▸ **What to produce**: Copy each line in which the string "menu" occurs.

* BEGIN Record extracts *

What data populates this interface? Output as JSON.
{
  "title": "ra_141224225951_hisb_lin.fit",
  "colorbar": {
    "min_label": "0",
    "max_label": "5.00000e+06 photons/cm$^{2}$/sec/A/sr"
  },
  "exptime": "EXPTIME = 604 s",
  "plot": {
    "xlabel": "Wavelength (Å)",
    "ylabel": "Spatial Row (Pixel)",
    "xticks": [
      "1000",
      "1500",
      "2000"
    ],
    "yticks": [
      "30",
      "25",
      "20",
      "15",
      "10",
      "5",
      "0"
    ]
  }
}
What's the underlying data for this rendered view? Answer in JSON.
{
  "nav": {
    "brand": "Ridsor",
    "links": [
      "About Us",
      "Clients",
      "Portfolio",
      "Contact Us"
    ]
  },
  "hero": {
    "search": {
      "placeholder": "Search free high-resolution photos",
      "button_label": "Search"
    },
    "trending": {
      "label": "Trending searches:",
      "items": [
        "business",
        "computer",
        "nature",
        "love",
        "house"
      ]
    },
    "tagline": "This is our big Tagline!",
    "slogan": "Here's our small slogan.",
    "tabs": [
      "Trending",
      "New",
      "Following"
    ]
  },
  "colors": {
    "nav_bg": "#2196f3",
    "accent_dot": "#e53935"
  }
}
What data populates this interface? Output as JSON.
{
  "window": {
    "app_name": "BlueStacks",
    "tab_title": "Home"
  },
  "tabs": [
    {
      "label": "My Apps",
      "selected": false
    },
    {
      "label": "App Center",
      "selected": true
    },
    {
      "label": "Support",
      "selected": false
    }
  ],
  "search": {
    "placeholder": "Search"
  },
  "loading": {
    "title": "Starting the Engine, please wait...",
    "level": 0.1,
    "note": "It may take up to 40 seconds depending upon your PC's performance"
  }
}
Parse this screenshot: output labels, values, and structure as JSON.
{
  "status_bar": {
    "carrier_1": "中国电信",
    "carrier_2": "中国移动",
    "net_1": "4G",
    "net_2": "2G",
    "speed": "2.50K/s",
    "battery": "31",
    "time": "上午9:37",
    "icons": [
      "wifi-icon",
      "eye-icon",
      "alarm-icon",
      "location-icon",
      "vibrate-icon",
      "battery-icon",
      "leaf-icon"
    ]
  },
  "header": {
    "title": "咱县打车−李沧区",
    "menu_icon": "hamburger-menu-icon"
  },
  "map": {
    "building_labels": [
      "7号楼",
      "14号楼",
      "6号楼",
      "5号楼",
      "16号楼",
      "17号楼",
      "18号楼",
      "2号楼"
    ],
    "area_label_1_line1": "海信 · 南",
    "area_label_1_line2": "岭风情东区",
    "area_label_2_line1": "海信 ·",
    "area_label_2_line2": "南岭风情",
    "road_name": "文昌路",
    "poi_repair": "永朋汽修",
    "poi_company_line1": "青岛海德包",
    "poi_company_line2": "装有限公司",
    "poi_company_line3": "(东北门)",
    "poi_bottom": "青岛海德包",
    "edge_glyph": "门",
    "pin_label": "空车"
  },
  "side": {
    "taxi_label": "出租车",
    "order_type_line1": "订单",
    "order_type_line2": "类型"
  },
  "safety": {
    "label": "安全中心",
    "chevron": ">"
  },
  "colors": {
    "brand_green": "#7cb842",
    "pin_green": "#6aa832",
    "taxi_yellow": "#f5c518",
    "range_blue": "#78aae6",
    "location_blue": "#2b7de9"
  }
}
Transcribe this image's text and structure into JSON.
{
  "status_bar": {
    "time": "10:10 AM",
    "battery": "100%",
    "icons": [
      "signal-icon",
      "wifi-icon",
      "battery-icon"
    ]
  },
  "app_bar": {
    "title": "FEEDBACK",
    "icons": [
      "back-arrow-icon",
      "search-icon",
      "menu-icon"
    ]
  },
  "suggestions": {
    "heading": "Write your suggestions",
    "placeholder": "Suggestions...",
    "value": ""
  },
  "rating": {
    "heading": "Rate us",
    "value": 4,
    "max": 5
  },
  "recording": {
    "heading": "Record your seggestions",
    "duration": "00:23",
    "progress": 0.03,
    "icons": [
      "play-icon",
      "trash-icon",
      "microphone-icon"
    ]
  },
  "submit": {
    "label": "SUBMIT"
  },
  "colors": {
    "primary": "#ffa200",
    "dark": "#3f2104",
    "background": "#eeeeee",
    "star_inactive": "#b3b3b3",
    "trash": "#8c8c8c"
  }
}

* END Record extracts *

▸ **Output for this task**:
    "menu_icon": "hamburger-menu-icon"
      "menu-icon"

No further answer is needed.